--- Begin SUPPLIED RECORDS ---
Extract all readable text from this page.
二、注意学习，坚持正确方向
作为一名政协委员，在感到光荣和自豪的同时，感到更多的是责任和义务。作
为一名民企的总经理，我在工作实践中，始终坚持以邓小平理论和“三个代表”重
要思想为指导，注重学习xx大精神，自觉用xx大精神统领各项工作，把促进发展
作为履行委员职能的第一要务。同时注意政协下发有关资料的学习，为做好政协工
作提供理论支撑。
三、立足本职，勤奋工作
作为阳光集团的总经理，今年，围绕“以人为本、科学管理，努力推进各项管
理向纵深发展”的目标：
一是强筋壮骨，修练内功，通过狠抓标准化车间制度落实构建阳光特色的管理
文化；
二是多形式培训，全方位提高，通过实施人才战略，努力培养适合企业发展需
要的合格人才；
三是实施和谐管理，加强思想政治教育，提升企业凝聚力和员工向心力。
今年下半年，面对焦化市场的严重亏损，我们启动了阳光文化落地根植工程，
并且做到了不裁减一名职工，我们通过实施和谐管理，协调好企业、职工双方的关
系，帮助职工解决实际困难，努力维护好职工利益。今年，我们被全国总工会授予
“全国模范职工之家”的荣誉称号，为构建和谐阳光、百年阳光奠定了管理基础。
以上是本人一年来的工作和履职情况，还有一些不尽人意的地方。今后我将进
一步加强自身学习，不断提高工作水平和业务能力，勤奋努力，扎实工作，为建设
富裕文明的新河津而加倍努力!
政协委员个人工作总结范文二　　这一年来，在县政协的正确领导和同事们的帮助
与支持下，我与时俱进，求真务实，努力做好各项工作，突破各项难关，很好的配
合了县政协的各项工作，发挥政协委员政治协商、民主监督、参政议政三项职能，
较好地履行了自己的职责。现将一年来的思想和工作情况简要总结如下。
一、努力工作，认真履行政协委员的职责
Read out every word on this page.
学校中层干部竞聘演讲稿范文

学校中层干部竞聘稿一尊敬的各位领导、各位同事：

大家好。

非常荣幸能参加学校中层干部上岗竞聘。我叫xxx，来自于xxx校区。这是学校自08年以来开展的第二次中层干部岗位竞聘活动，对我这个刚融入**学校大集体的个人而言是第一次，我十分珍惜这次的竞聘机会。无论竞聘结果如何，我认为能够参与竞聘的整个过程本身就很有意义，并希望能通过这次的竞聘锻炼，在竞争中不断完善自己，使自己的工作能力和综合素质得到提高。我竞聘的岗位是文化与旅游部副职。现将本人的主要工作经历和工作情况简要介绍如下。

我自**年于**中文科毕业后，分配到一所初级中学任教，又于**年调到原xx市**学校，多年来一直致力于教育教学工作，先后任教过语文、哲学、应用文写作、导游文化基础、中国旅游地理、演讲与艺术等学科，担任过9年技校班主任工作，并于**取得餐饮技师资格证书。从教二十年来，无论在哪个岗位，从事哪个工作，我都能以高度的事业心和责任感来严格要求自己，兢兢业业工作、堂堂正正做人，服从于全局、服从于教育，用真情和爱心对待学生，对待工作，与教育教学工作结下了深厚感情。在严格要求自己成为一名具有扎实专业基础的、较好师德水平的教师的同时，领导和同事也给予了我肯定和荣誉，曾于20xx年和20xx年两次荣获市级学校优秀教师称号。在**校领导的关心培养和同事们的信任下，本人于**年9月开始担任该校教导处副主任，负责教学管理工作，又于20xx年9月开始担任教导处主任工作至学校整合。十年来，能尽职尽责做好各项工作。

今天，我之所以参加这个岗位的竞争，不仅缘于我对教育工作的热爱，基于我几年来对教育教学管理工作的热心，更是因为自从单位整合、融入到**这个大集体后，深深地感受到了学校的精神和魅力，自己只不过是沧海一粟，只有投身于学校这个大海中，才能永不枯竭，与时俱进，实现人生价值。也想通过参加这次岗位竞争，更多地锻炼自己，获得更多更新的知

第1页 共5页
--- End SUPPLIED RECORDS ---
_YOUR GOAL_
Return all the lines that contain the string "this".

_THE OUTPUT_
Extract all readable text from this page.
Read out every word on this page.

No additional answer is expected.